» **Instructions for the task**
Where in the records does the word "Ernst" appear? Copy each line that holds it.

» **Input records**
##########
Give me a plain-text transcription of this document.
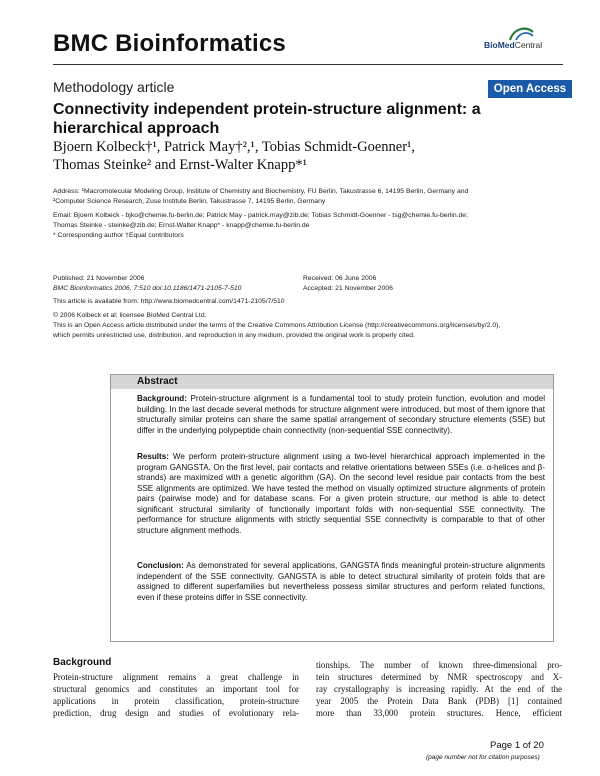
BMC Bioinformatics	BioMedCentral
Methodology article	Open Access
Connectivity independent protein-structure alignment: a hierarchical approach
Bjoern Kolbeck†¹, Patrick May†²,¹, Tobias Schmidt-Goenner¹,
Thomas Steinke² and Ernst-Walter Knapp*¹
Address: ¹Macromolecular Modeling Group, Institute of Chemistry and Biochemistry, FU Berlin, Takustrasse 6, 14195 Berlin, Germany and
²Computer Science Research, Zuse Institute Berlin, Takustrasse 7, 14195 Berlin, Germany
Email: Bjoern Kolbeck - bjko@chemie.fu-berlin.de; Patrick May - patrick.may@zib.de; Tobias Schmidt-Goenner - tsg@chemie.fu-berlin.de;
Thomas Steinke - steinke@zib.de; Ernst-Walter Knapp* - knapp@chemie.fu-berlin.de
* Corresponding author †Equal contributors
Published: 21 November 2006
BMC Bioinformatics 2006, 7:510 doi:10.1186/1471-2105-7-510
Received: 06 June 2006
Accepted: 21 November 2006
This article is available from: http://www.biomedcentral.com/1471-2105/7/510
© 2006 Kolbeck et al; licensee BioMed Central Ltd.
This is an Open Access article distributed under the terms of the Creative Commons Attribution License (http://creativecommons.org/licenses/by/2.0),
which permits unrestricted use, distribution, and reproduction in any medium, provided the original work is properly cited.
Abstract
Background: Protein-structure alignment is a fundamental tool to study protein function, evolution and model building. In the last decade several methods for structure alignment were introduced, but most of them ignore that structurally similar proteins can share the same spatial arrangement of secondary structure elements (SSE) but differ in the underlying polypeptide chain connectivity (non-sequential SSE connectivity).
Results: We perform protein-structure alignment using a two-level hierarchical approach implemented in the program GANGSTA. On the first level, pair contacts and relative orientations between SSEs (i.e. α-helices and β-strands) are maximized with a genetic algorithm (GA). On the second level residue pair contacts from the best SSE alignments are optimized. We have tested the method on visually optimized structure alignments of protein pairs (pairwise mode) and for database scans. For a given protein structure, our method is able to detect significant structural similarity of functionally important folds with non-sequential SSE connectivity. The performance for structure alignments with strictly sequential SSE connectivity is comparable to that of other structure alignment methods.
Conclusion: As demonstrated for several applications, GANGSTA finds meaningful protein-structure alignments independent of the SSE connectivity. GANGSTA is able to detect structural similarity of protein folds that are assigned to different superfamilies but nevertheless possess similar structures and perform related functions, even if these proteins differ in SSE connectivity.
Background
Protein-structure alignment remains a great challenge in
structural genomics and constitutes an important tool for
applications in protein classification, protein-structure
prediction, drug design and studies of evolutionary rela-
tionships. The number of known three-dimensional pro-
tein structures determined by NMR spectroscopy and X-
ray crystallography is increasing rapidly. At the end of the
year 2005 the Protein Data Bank (PDB) [1] contained
more than 33,000 protein structures. Hence, efficient
Page 1 of 20
(page number not for citation purposes)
##########
» **Written solution**
Thomas Steinke² and Ernst-Walter Knapp*¹
Thomas Steinke - steinke@zib.de; Ernst-Walter Knapp* - knapp@chemie.fu-berlin.de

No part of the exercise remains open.